> GIVEN TASK:
Repeat each entry as written, dropping any picture you find.

[A run of records]
○ ○ ○ ○ ○
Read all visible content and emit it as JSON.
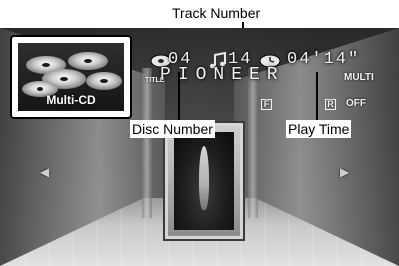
{
  "callouts": {
    "track_number": "Track Number",
    "disc_number": "Disc Number",
    "play_time": "Play Time"
  },
  "source": {
    "label": "Multi-CD"
  },
  "display": {
    "disc": "04",
    "track": "14",
    "time": "04'14\"",
    "title": "PIONEER",
    "title_tag": "TITLE",
    "mode": "MULTI",
    "f_indicator": "F",
    "r_indicator": "R",
    "off_label": "OFF"
  },
  "icons": {
    "disc": "disc-icon",
    "track": "music-note-icon",
    "time": "clock-icon",
    "nav_left": "left-arrow-icon",
    "nav_right": "right-arrow-icon"
  },
  "colors": {
    "display_text": "#f2f2f2",
    "callout_line": "#000000"
  }
}
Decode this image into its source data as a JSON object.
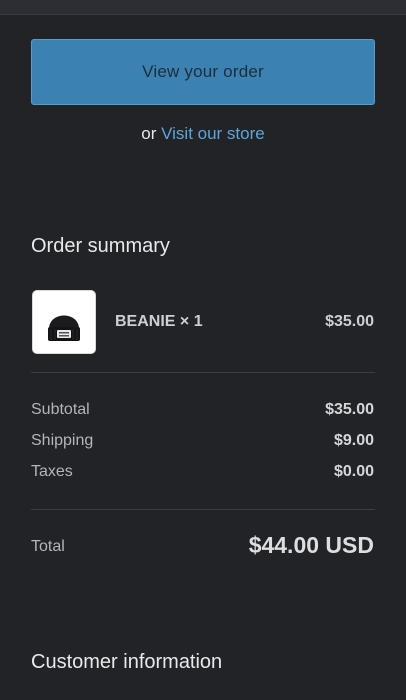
{
  "actions": {
    "view_order_label": "View your order",
    "store_prefix": "or",
    "store_link_label": "Visit our store"
  },
  "order_summary": {
    "title": "Order summary",
    "item": {
      "name": "BEANIE × 1",
      "price": "$35.00",
      "image_icon": "beanie-image"
    },
    "rows": [
      {
        "label": "Subtotal",
        "value": "$35.00"
      },
      {
        "label": "Shipping",
        "value": "$9.00"
      },
      {
        "label": "Taxes",
        "value": "$0.00"
      }
    ],
    "total": {
      "label": "Total",
      "value": "$44.00 USD"
    }
  },
  "customer_information": {
    "title": "Customer information"
  },
  "colors": {
    "background": "#222327",
    "primary_button": "#3b82b2",
    "link": "#5ca6d8"
  }
}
○ ○ ○ ○ ○
> THE ANSWER:
Read all visible content and emit it as JSON.
{
  "callouts": {
    "track_number": "Track Number",
    "disc_number": "Disc Number",
    "play_time": "Play Time"
  },
  "source": {
    "label": "Multi-CD"
  },
  "display": {
    "disc": "04",
    "track": "14",
    "time": "04'14\"",
    "title": "PIONEER",
    "title_tag": "TITLE",
    "mode": "MULTI",
    "f_indicator": "F",
    "r_indicator": "R",
    "off_label": "OFF"
  },
  "icons": {
    "disc": "disc-icon",
    "track": "music-note-icon",
    "time": "clock-icon",
    "nav_left": "left-arrow-icon",
    "nav_right": "right-arrow-icon"
  },
  "colors": {
    "display_text": "#f2f2f2",
    "callout_line": "#000000"
  }
}
Decode this image into its source data as a JSON object.
{
  "actions": {
    "view_order_label": "View your order",
    "store_prefix": "or",
    "store_link_label": "Visit our store"
  },
  "order_summary": {
    "title": "Order summary",
    "item": {
      "name": "BEANIE × 1",
      "price": "$35.00",
      "image_icon": "beanie-image"
    },
    "rows": [
      {
        "label": "Subtotal",
        "value": "$35.00"
      },
      {
        "label": "Shipping",
        "value": "$9.00"
      },
      {
        "label": "Taxes",
        "value": "$0.00"
      }
    ],
    "total": {
      "label": "Total",
      "value": "$44.00 USD"
    }
  },
  "customer_information": {
    "title": "Customer information"
  },
  "colors": {
    "background": "#222327",
    "primary_button": "#3b82b2",
    "link": "#5ca6d8"
  }
}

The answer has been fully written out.